## begin Records provided

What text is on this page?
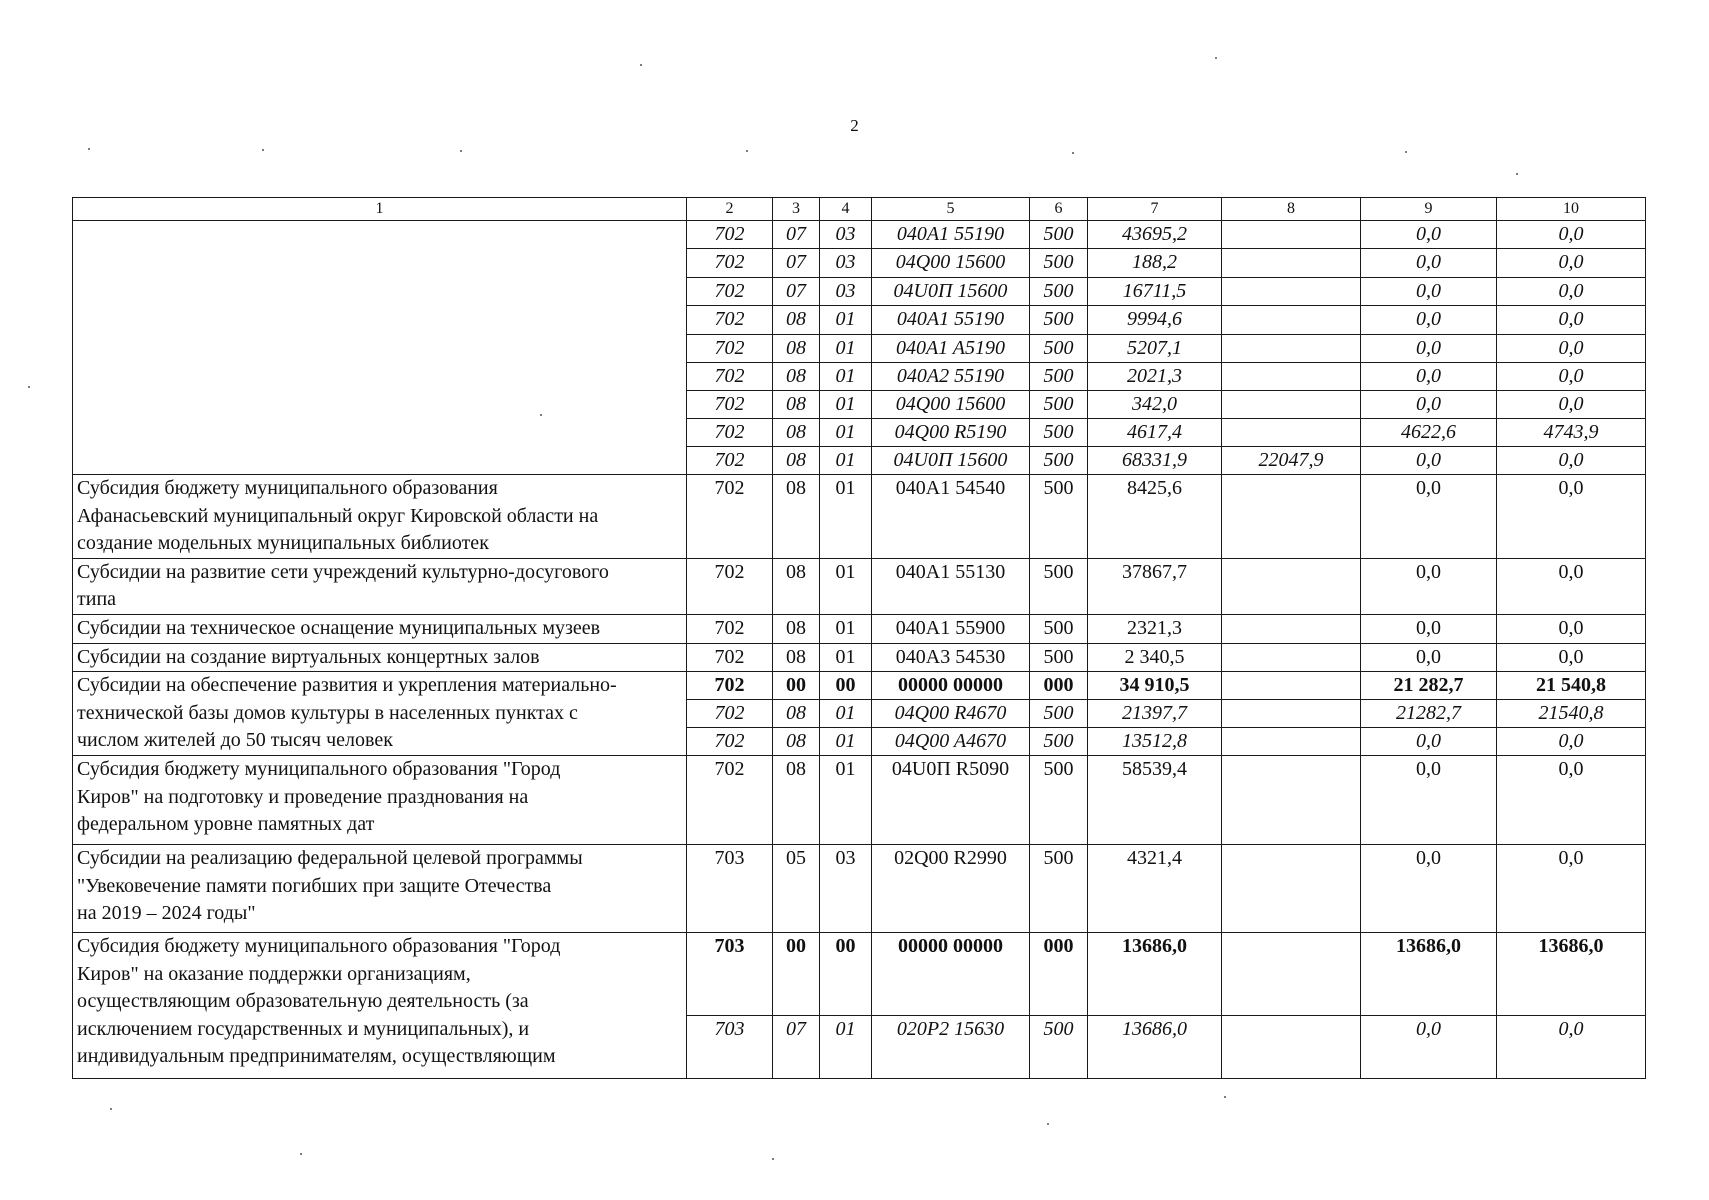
2
1	2	3	4	5	6	7	8	9	10
	702	07	03	040A1 55190	500	43695,2		0,0	0,0
	702	07	03	04Q00 15600	500	188,2		0,0	0,0
	702	07	03	04U0П 15600	500	16711,5		0,0	0,0
	702	08	01	040A1 55190	500	9994,6		0,0	0,0
	702	08	01	040A1 A5190	500	5207,1		0,0	0,0
	702	08	01	040A2 55190	500	2021,3		0,0	0,0
	702	08	01	04Q00 15600	500	342,0		0,0	0,0
	702	08	01	04Q00 R5190	500	4617,4		4622,6	4743,9
	702	08	01	04U0П 15600	500	68331,9	22047,9	0,0	0,0
Субсидия бюджету муниципального образования
Афанасьевский муниципальный округ Кировской области на
создание модельных муниципальных библиотек	702	08	01	040A1 54540	500	8425,6		0,0	0,0
Субсидии на развитие сети учреждений культурно-досугового
типа	702	08	01	040A1 55130	500	37867,7		0,0	0,0
Субсидии на техническое оснащение муниципальных музеев	702	08	01	040A1 55900	500	2321,3		0,0	0,0
Субсидии на создание виртуальных концертных залов	702	08	01	040A3 54530	500	2 340,5		0,0	0,0
Субсидии на обеспечение развития и укрепления материально-
технической базы домов культуры в населенных пунктах с
числом жителей до 50 тысяч человек	702	00	00	00000 00000	000	34 910,5		21 282,7	21 540,8
	702	08	01	04Q00 R4670	500	21397,7		21282,7	21540,8
	702	08	01	04Q00 A4670	500	13512,8		0,0	0,0
Субсидия бюджету муниципального образования "Город
Киров" на подготовку и проведение празднования на
федеральном уровне памятных дат	702	08	01	04U0П R5090	500	58539,4		0,0	0,0
Субсидии на реализацию федеральной целевой программы
"Увековечение памяти погибших при защите Отечества
на 2019 – 2024 годы"	703	05	03	02Q00 R2990	500	4321,4		0,0	0,0
Субсидия бюджету муниципального образования "Город
Киров" на оказание поддержки организациям,
осуществляющим образовательную деятельность (за
исключением государственных и муниципальных), и
индивидуальным предпринимателям, осуществляющим	703	00	00	00000 00000	000	13686,0		13686,0	13686,0
	703	07	01	020P2 15630	500	13686,0		0,0	0,0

## end Records provided

Pick out every line with the string "осуществляющим" and copy it.

осуществляющим образовательную деятельность (за
индивидуальным предпринимателям, осуществляющим	703	00	00	00000 00000	000	13686,0		13686,0	13686,0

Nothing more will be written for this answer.